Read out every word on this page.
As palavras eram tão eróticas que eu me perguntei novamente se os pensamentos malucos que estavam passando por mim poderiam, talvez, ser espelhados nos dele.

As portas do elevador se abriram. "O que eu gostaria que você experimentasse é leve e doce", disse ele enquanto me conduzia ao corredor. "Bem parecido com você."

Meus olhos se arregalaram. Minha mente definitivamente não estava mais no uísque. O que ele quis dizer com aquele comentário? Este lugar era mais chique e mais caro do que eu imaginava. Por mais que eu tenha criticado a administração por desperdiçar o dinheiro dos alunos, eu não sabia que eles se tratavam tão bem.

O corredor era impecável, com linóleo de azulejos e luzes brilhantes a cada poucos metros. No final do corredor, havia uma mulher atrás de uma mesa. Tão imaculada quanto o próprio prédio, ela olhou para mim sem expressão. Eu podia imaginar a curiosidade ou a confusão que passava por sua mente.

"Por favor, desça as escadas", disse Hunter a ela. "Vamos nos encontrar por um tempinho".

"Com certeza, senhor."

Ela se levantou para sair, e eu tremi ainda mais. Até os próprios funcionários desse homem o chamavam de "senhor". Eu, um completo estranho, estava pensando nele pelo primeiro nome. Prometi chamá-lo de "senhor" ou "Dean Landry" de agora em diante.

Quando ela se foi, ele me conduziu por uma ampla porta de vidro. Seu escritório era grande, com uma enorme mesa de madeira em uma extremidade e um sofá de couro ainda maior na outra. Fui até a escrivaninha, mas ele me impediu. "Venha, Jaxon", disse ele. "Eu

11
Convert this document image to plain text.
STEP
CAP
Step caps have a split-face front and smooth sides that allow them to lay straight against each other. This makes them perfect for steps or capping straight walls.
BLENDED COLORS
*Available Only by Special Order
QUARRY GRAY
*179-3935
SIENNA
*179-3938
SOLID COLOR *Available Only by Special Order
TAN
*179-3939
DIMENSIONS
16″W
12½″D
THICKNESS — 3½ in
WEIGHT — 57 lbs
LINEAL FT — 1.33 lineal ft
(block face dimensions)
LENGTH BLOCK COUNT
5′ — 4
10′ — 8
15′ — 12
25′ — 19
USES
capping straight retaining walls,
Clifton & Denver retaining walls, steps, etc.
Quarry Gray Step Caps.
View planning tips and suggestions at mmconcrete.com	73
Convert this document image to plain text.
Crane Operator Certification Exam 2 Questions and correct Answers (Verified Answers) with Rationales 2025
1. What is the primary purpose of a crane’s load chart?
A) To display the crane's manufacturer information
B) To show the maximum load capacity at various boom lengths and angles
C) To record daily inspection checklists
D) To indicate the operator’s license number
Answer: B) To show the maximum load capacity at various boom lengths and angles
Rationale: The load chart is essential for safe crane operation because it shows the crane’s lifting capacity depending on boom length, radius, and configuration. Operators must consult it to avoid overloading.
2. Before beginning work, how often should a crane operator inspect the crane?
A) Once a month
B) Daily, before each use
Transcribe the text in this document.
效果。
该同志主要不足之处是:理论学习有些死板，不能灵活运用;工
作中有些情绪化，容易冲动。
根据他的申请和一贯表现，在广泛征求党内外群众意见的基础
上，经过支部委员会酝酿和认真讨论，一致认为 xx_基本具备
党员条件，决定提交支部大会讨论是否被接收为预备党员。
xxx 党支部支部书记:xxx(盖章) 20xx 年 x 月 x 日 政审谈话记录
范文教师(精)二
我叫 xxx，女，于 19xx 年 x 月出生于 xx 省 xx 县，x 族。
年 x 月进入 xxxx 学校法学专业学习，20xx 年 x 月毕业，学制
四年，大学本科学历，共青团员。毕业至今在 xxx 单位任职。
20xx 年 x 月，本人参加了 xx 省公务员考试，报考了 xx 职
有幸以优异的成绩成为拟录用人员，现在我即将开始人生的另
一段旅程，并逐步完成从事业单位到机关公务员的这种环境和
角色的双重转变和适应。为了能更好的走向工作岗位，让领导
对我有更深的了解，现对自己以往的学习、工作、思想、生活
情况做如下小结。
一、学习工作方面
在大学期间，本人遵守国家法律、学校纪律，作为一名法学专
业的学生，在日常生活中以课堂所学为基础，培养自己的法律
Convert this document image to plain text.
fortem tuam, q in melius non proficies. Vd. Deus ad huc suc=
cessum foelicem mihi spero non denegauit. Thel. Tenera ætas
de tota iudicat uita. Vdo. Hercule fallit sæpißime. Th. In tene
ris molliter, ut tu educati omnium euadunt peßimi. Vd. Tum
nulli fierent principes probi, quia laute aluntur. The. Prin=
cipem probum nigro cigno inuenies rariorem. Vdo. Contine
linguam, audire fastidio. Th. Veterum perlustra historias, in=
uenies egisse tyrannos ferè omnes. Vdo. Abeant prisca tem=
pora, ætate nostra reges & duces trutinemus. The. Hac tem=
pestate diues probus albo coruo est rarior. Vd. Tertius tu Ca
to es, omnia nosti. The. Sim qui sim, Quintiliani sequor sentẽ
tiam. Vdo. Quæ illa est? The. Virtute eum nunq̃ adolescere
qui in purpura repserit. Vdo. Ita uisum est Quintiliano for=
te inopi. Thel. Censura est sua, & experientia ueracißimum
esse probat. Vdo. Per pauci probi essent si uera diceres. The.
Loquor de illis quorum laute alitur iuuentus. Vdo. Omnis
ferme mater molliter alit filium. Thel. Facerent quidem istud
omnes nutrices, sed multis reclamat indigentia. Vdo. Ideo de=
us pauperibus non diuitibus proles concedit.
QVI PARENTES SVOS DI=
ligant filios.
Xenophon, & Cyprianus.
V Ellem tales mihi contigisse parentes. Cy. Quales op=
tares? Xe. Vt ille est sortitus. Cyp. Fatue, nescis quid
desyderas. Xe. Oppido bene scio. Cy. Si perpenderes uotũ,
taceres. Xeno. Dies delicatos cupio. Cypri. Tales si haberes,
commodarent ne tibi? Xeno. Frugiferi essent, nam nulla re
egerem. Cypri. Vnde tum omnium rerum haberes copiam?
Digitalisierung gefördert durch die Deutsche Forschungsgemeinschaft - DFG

• • •

▸ Description of the task
Search the entries for "mais" and copy out each line that has it.

▸ Task output
Meus olhos se arregalaram. Minha mente definitivamente não estava mais no uísque. O que ele quis dizer com aquele comentário? Este lugar era mais chique e mais caro do que eu imaginava. Por mais que eu tenha criticado a administração por desperdiçar o dinheiro dos alunos, eu não sabia que eles se tratavam tão bem.
Ela se levantou para sair, e eu tremi ainda mais. Até os próprios funcionários desse homem o chamavam de "senhor". Eu, um completo estranho, estava pensando nele pelo primeiro nome. Prometi chamá-lo de "senhor" ou "Dean Landry" de agora em diante.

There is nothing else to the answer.